** start Given passage **

The book is so heartrendingly sad that you want to stop reading it, but is so
gripping that you can’t put it down.
The
book overwhelms with dual feelings of sadness and of the majesty of the Jewish
people. Reading the diary – and others like it - provides a perception of the
tragedy of the entire Jewish exile since the churban, particularly
during the Holocaust period. But the greatness of the eternal people is evident
as well.
The
words of the people fighting for their lives are infused with spirit, blood and
tears in an elegy of death and of life. They died with the name of the L-rd on
their lips as they paid the ultimate price for their loyalty to the Creator.
Jews
who died alone and together; lined up at forest pits and in ghettos; saying Shema
Yisroel and singing Hallel.
The
chevlei moshiach swallowed them up; in their merit we live and prosper
in freedom.
Just
weeks after the liberation of the concentration camps, the Klausenberger Rebbe
led a large community of survivors in the Feldafing Displaced Persons camp. The
rebbe had lost a wife and eleven children in the horrors. If ever anyone
had a reason for despair, it was he. Yet, he was filled with chiyus and
words of hope. He spent his time restoring the will to live and faith in the
One who gives life, never allowing despondency to show.
On
the first Shavuos after the liberation, the rebbe wept.
“Ribbono
Shel Olam,” he cried, “we endured the suffering and oppression with the
hope of being redeemed, but not by soldiers. We dreamt of liberation, not by
military personnel or armored trucks. We expected to see Your malochim.
We thought that You would take us by the hand and lead us to our home in
Yerushalayim. We were holding out for everything. We wanted to go all the
way...”
On
Tisha B’Av, we mourn the tragedy of the loss of the Bais Hamikdosh.
We also mourn the loss of Beitar. While we commonly understand that the tragedy
of Beitar was that tens of thousands of Jews were killed in that city by the
Romans after the churban, the Rambam (Hilchos Taanis 5)
describes it a little differently:
“A
great city by the name of Beitar was captured. Inside it were many tens of
thousands of Jewish people. They had a great king whom all of Yisroel and the
rabbis believed was the king Moshiach. He fell into the hands of the gentiles
and they were all killed. It was a great tragedy, as great as the destruction
of the Bais Hamikdosh.”
Rav
Moshe Schapiro explains that the tragedy was that their king, Bar Kochva, who
could have indeed been Moshiach, was killed. What could have been a
period of redemption instead became one of destruction. Through their sins, an
era that could have returned the Jews to the state they have awaited for since
the chet hameraglim turned into tragedy. That is what we mourn on Tisha
B’Av.

** end Given passage **

Objective 1:
Reproduce the passage word for word between "The book is" and "to the Creator.", inclusive.
Objective 2:
In the passage, how many children did the Klausenberger Rebbe lose?

** start Material **

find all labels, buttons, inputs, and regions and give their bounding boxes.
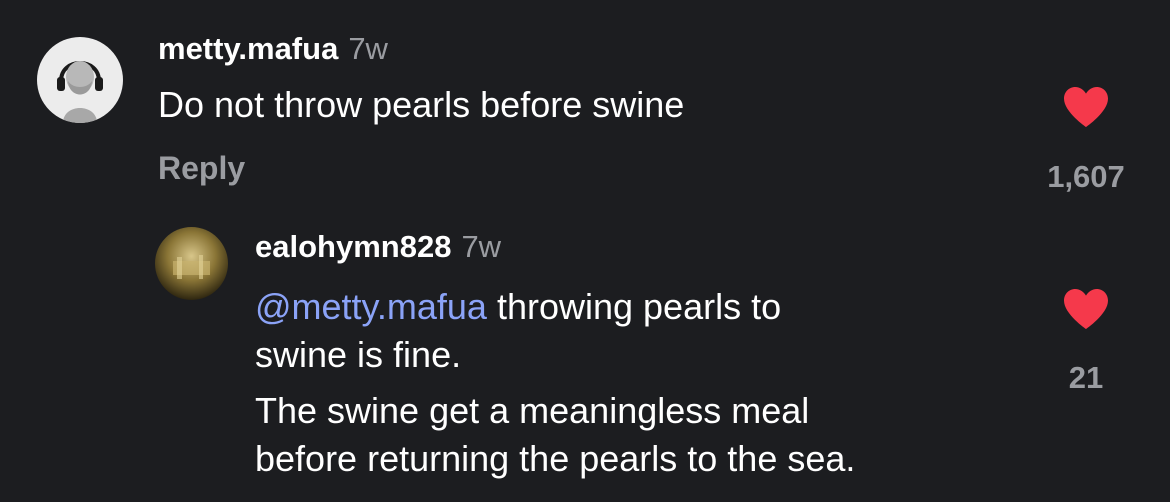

** end Material **

Complete output 1:
The book is so heartrendingly sad that you want to stop reading it, but is so
gripping that you can’t put it down.
The
book overwhelms with dual feelings of sadness and of the majesty of the Jewish
people. Reading the diary – and others like it - provides a perception of the
tragedy of the entire Jewish exile since the churban, particularly
during the Holocaust period. But the greatness of the eternal people is evident
as well.
The
words of the people fighting for their lives are infused with spirit, blood and
tears in an elegy of death and of life. They died with the name of the L-rd on
their lips as they paid the ultimate price for their loyalty to the Creator.

Complete output 2:
Eleven.